> **EXERCISE PROMPT**
List each line in which the string "title" appears.

> **DATA PROVIDED**
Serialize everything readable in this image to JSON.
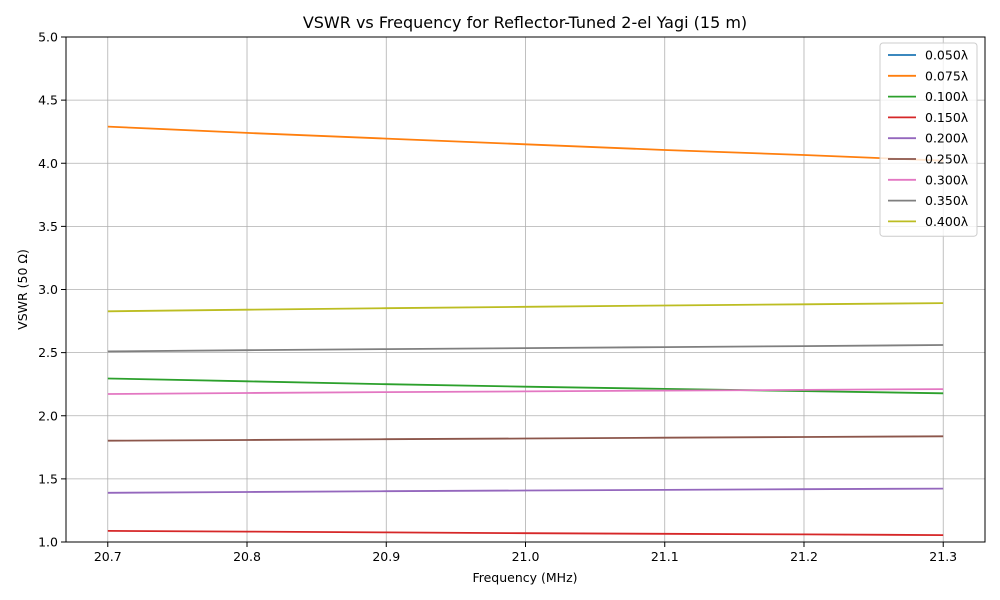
{
  "chart_data": {
    "type": "line",
    "title": "VSWR vs Frequency for Reflector-Tuned 2-el Yagi (15 m)",
    "xlabel": "Frequency (MHz)",
    "ylabel": "VSWR (50 Ω)",
    "xlim": [
      20.67,
      21.33
    ],
    "ylim": [
      1.0,
      5.0
    ],
    "x_ticks": [
      "20.7",
      "20.8",
      "20.9",
      "21.0",
      "21.1",
      "21.2",
      "21.3"
    ],
    "y_ticks": [
      "1.0",
      "1.5",
      "2.0",
      "2.5",
      "3.0",
      "3.5",
      "4.0",
      "4.5",
      "5.0"
    ],
    "grid": true,
    "legend_position": "top-right",
    "x": [
      20.7,
      20.8,
      20.9,
      21.0,
      21.1,
      21.2,
      21.3
    ],
    "series": [
      {
        "name": "0.050λ",
        "color": "#1f77b4",
        "values": [
          null,
          null,
          null,
          null,
          null,
          null,
          null
        ]
      },
      {
        "name": "0.075λ",
        "color": "#ff7f0e",
        "values": [
          4.29,
          4.24,
          4.195,
          4.15,
          4.105,
          4.065,
          4.02
        ]
      },
      {
        "name": "0.100λ",
        "color": "#2ca02c",
        "values": [
          2.295,
          2.273,
          2.25,
          2.23,
          2.213,
          2.195,
          2.178
        ]
      },
      {
        "name": "0.150λ",
        "color": "#d62728",
        "values": [
          1.088,
          1.082,
          1.076,
          1.07,
          1.065,
          1.06,
          1.055
        ]
      },
      {
        "name": "0.200λ",
        "color": "#9467bd",
        "values": [
          1.39,
          1.396,
          1.402,
          1.408,
          1.413,
          1.418,
          1.423
        ]
      },
      {
        "name": "0.250λ",
        "color": "#8c564b",
        "values": [
          1.802,
          1.808,
          1.814,
          1.82,
          1.826,
          1.832,
          1.837
        ]
      },
      {
        "name": "0.300λ",
        "color": "#e377c2",
        "values": [
          2.172,
          2.18,
          2.187,
          2.193,
          2.199,
          2.205,
          2.211
        ]
      },
      {
        "name": "0.350λ",
        "color": "#7f7f7f",
        "values": [
          2.51,
          2.519,
          2.528,
          2.536,
          2.544,
          2.552,
          2.56
        ]
      },
      {
        "name": "0.400λ",
        "color": "#bcbd22",
        "values": [
          2.827,
          2.84,
          2.852,
          2.863,
          2.873,
          2.883,
          2.892
        ]
      }
    ]
  }
}
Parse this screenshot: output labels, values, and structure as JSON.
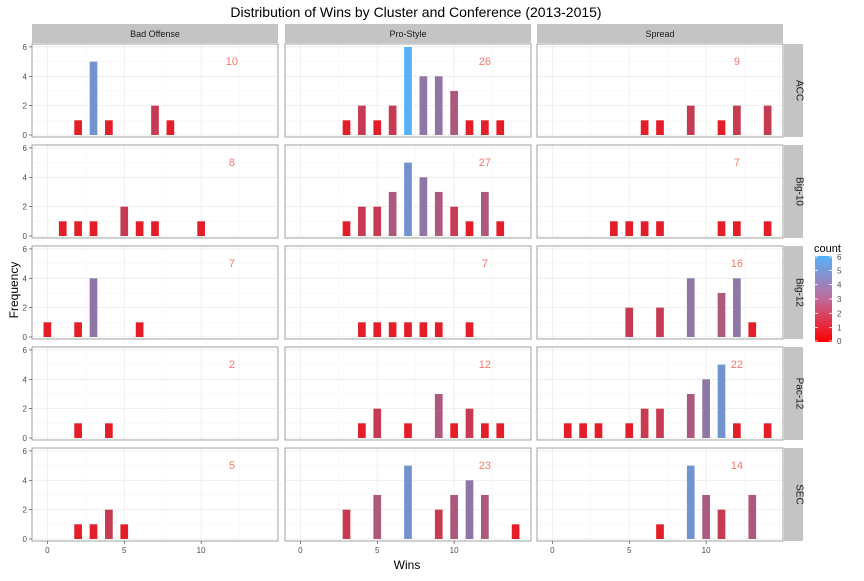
{
  "chart_data": {
    "type": "bar",
    "title": "Distribution of Wins by Cluster and Conference (2013-2015)",
    "xlabel": "Wins",
    "ylabel": "Frequency",
    "xlim": [
      -1,
      15
    ],
    "ylim": [
      0,
      6.2
    ],
    "x_ticks": [
      0,
      5,
      10
    ],
    "y_ticks": [
      0,
      2,
      4,
      6
    ],
    "grid": true,
    "columns": [
      "Bad Offense",
      "Pro-Style",
      "Spread"
    ],
    "rows": [
      "ACC",
      "Big-10",
      "Big-12",
      "Pac-12",
      "SEC"
    ],
    "color_scale": {
      "low": "#FF0000",
      "high": "#56B1F7",
      "min": 0,
      "max": 6
    },
    "legend": {
      "title": "count",
      "ticks": [
        6,
        5,
        4,
        3,
        2,
        1,
        0
      ],
      "position": "right"
    },
    "panels": [
      {
        "row": "ACC",
        "column": "Bad Offense",
        "total": "10",
        "bars": [
          [
            2,
            1
          ],
          [
            3,
            5
          ],
          [
            4,
            1
          ],
          [
            7,
            2
          ],
          [
            8,
            1
          ]
        ]
      },
      {
        "row": "ACC",
        "column": "Pro-Style",
        "total": "26",
        "bars": [
          [
            3,
            1
          ],
          [
            4,
            2
          ],
          [
            5,
            1
          ],
          [
            6,
            2
          ],
          [
            7,
            6
          ],
          [
            8,
            4
          ],
          [
            9,
            4
          ],
          [
            10,
            3
          ],
          [
            11,
            1
          ],
          [
            12,
            1
          ],
          [
            13,
            1
          ]
        ]
      },
      {
        "row": "ACC",
        "column": "Spread",
        "total": "9",
        "bars": [
          [
            6,
            1
          ],
          [
            7,
            1
          ],
          [
            9,
            2
          ],
          [
            11,
            1
          ],
          [
            12,
            2
          ],
          [
            14,
            2
          ]
        ]
      },
      {
        "row": "Big-10",
        "column": "Bad Offense",
        "total": "8",
        "bars": [
          [
            1,
            1
          ],
          [
            2,
            1
          ],
          [
            3,
            1
          ],
          [
            5,
            2
          ],
          [
            6,
            1
          ],
          [
            7,
            1
          ],
          [
            10,
            1
          ]
        ]
      },
      {
        "row": "Big-10",
        "column": "Pro-Style",
        "total": "27",
        "bars": [
          [
            3,
            1
          ],
          [
            4,
            2
          ],
          [
            5,
            2
          ],
          [
            6,
            3
          ],
          [
            7,
            5
          ],
          [
            8,
            4
          ],
          [
            9,
            3
          ],
          [
            10,
            2
          ],
          [
            11,
            1
          ],
          [
            12,
            3
          ],
          [
            13,
            1
          ]
        ]
      },
      {
        "row": "Big-10",
        "column": "Spread",
        "total": "7",
        "bars": [
          [
            4,
            1
          ],
          [
            5,
            1
          ],
          [
            6,
            1
          ],
          [
            7,
            1
          ],
          [
            11,
            1
          ],
          [
            12,
            1
          ],
          [
            14,
            1
          ]
        ]
      },
      {
        "row": "Big-12",
        "column": "Bad Offense",
        "total": "7",
        "bars": [
          [
            0,
            1
          ],
          [
            2,
            1
          ],
          [
            3,
            4
          ],
          [
            6,
            1
          ]
        ]
      },
      {
        "row": "Big-12",
        "column": "Pro-Style",
        "total": "7",
        "bars": [
          [
            4,
            1
          ],
          [
            5,
            1
          ],
          [
            6,
            1
          ],
          [
            7,
            1
          ],
          [
            8,
            1
          ],
          [
            9,
            1
          ],
          [
            11,
            1
          ]
        ]
      },
      {
        "row": "Big-12",
        "column": "Spread",
        "total": "16",
        "bars": [
          [
            5,
            2
          ],
          [
            7,
            2
          ],
          [
            9,
            4
          ],
          [
            11,
            3
          ],
          [
            12,
            4
          ],
          [
            13,
            1
          ]
        ]
      },
      {
        "row": "Pac-12",
        "column": "Bad Offense",
        "total": "2",
        "bars": [
          [
            2,
            1
          ],
          [
            4,
            1
          ]
        ]
      },
      {
        "row": "Pac-12",
        "column": "Pro-Style",
        "total": "12",
        "bars": [
          [
            4,
            1
          ],
          [
            5,
            2
          ],
          [
            7,
            1
          ],
          [
            9,
            3
          ],
          [
            10,
            1
          ],
          [
            11,
            2
          ],
          [
            12,
            1
          ],
          [
            13,
            1
          ]
        ]
      },
      {
        "row": "Pac-12",
        "column": "Spread",
        "total": "22",
        "bars": [
          [
            1,
            1
          ],
          [
            2,
            1
          ],
          [
            3,
            1
          ],
          [
            5,
            1
          ],
          [
            6,
            2
          ],
          [
            7,
            2
          ],
          [
            9,
            3
          ],
          [
            10,
            4
          ],
          [
            11,
            5
          ],
          [
            12,
            1
          ],
          [
            14,
            1
          ]
        ]
      },
      {
        "row": "SEC",
        "column": "Bad Offense",
        "total": "5",
        "bars": [
          [
            2,
            1
          ],
          [
            3,
            1
          ],
          [
            4,
            2
          ],
          [
            5,
            1
          ]
        ]
      },
      {
        "row": "SEC",
        "column": "Pro-Style",
        "total": "23",
        "bars": [
          [
            3,
            2
          ],
          [
            5,
            3
          ],
          [
            7,
            5
          ],
          [
            9,
            2
          ],
          [
            10,
            3
          ],
          [
            11,
            4
          ],
          [
            12,
            3
          ],
          [
            14,
            1
          ]
        ]
      },
      {
        "row": "SEC",
        "column": "Spread",
        "total": "14",
        "bars": [
          [
            7,
            1
          ],
          [
            9,
            5
          ],
          [
            10,
            3
          ],
          [
            11,
            2
          ],
          [
            13,
            3
          ]
        ]
      }
    ]
  }
}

> **ANSWER TO THIS PROBLEM**
    "title": "VSWR vs Frequency for Reflector-Tuned 2-el Yagi (15 m)",
    "title": "Distribution of Wins by Cluster and Conference (2013-2015)",
      "title": "count",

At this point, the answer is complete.